Task objective: Return the material below in full and exactly.
>> Start Material shown
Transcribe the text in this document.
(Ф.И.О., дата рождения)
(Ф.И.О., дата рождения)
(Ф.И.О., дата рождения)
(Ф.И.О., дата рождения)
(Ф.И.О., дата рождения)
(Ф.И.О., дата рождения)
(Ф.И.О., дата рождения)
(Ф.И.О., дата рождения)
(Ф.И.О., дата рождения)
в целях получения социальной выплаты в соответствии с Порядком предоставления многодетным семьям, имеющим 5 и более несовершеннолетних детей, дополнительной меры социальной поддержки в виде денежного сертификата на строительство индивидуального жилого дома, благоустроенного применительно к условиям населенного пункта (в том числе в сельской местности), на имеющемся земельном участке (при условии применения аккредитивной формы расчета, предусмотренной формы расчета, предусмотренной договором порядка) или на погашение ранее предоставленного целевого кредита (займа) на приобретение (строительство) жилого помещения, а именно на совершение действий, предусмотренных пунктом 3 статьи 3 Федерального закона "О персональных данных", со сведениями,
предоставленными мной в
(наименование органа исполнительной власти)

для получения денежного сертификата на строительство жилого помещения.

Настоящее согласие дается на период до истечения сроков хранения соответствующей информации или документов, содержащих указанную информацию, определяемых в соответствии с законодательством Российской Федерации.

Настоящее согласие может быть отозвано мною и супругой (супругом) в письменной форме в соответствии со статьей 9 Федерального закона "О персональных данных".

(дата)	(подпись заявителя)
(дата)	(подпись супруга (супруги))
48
>> End Material shown
Output of the exercise:
Transcribe the text in this document.
(Ф.И.О., дата рождения)
(Ф.И.О., дата рождения)
(Ф.И.О., дата рождения)
(Ф.И.О., дата рождения)
(Ф.И.О., дата рождения)
(Ф.И.О., дата рождения)
(Ф.И.О., дата рождения)
(Ф.И.О., дата рождения)
(Ф.И.О., дата рождения)
в целях получения социальной выплаты в соответствии с Порядком предоставления многодетным семьям, имеющим 5 и более несовершеннолетних детей, дополнительной меры социальной поддержки в виде денежного сертификата на строительство индивидуального жилого дома, благоустроенного применительно к условиям населенного пункта (в том числе в сельской местности), на имеющемся земельном участке (при условии применения аккредитивной формы расчета, предусмотренной формы расчета, предусмотренной договором порядка) или на погашение ранее предоставленного целевого кредита (займа) на приобретение (строительство) жилого помещения, а именно на совершение действий, предусмотренных пунктом 3 статьи 3 Федерального закона "О персональных данных", со сведениями,
предоставленными мной в
(наименование органа исполнительной власти)

для получения денежного сертификата на строительство жилого помещения.

Настоящее согласие дается на период до истечения сроков хранения соответствующей информации или документов, содержащих указанную информацию, определяемых в соответствии с законодательством Российской Федерации.

Настоящее согласие может быть отозвано мною и супругой (супругом) в письменной форме в соответствии со статьей 9 Федерального закона "О персональных данных".

(дата)	(подпись заявителя)
(дата)	(подпись супруга (супруги))
48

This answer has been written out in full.